• Instructions to follow
The entries are to be output word for word, with the pictures omitted.

• Images of document pages with text
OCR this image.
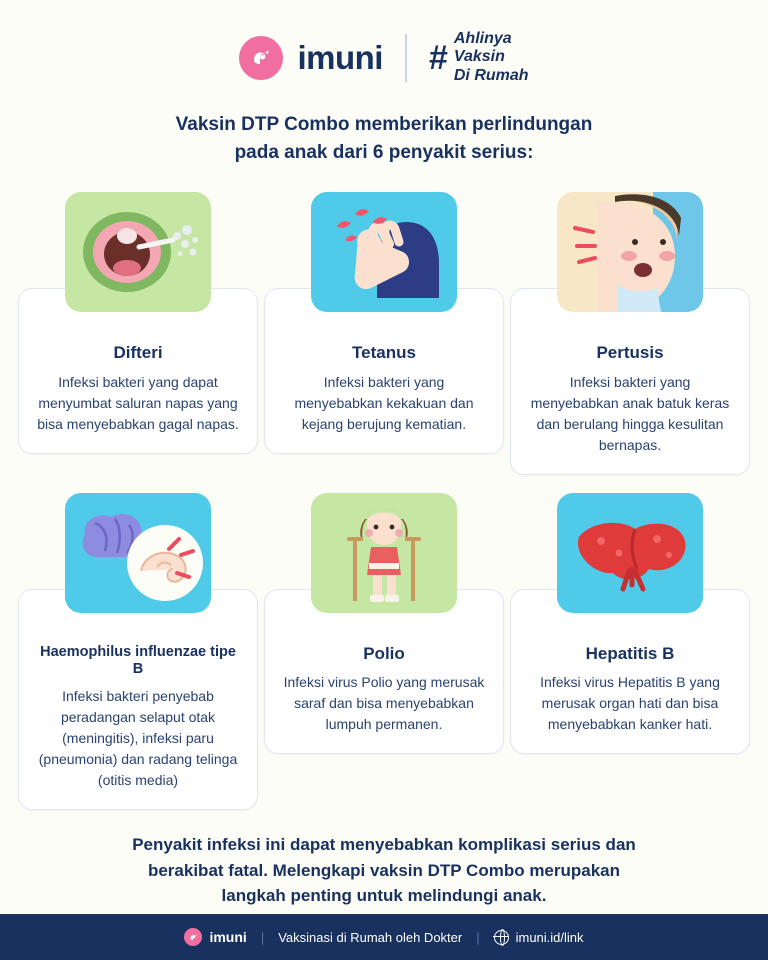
imuni #
Ahlinya
Vaksin
Di Rumah
Vaksin DTP Combo memberikan perlindungan
pada anak dari 6 penyakit serius:
Difteri
Infeksi bakteri yang dapat menyumbat saluran napas yang bisa menyebabkan gagal napas.
Tetanus
Infeksi bakteri yang menyebabkan kekakuan dan kejang berujung kematian.
Pertusis
Infeksi bakteri yang menyebabkan anak batuk keras dan berulang hingga kesulitan bernapas.
Haemophilus influenzae tipe B
Infeksi bakteri penyebab peradangan selaput otak (meningitis), infeksi paru (pneumonia) dan radang telinga (otitis media)
Polio
Infeksi virus Polio yang merusak saraf dan bisa menyebabkan lumpuh permanen.
Hepatitis B
Infeksi virus Hepatitis B yang merusak organ hati dan bisa menyebabkan kanker hati.
Penyakit infeksi ini dapat menyebabkan komplikasi serius dan
berakibat fatal. Melengkapi vaksin DTP Combo merupakan
langkah penting untuk melindungi anak.
imuni | Vaksinasi di Rumah oleh Dokter |	imuni.id/link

• Your solution
OCR this image.
imuni #
Ahlinya
Vaksin
Di Rumah
Vaksin DTP Combo memberikan perlindungan
pada anak dari 6 penyakit serius:
Difteri
Infeksi bakteri yang dapat menyumbat saluran napas yang bisa menyebabkan gagal napas.
Tetanus
Infeksi bakteri yang menyebabkan kekakuan dan kejang berujung kematian.
Pertusis
Infeksi bakteri yang menyebabkan anak batuk keras dan berulang hingga kesulitan bernapas.
Haemophilus influenzae tipe B
Infeksi bakteri penyebab peradangan selaput otak (meningitis), infeksi paru (pneumonia) dan radang telinga (otitis media)
Polio
Infeksi virus Polio yang merusak saraf dan bisa menyebabkan lumpuh permanen.
Hepatitis B
Infeksi virus Hepatitis B yang merusak organ hati dan bisa menyebabkan kanker hati.
Penyakit infeksi ini dapat menyebabkan komplikasi serius dan
berakibat fatal. Melengkapi vaksin DTP Combo merupakan
langkah penting untuk melindungi anak.
imuni | Vaksinasi di Rumah oleh Dokter |	imuni.id/link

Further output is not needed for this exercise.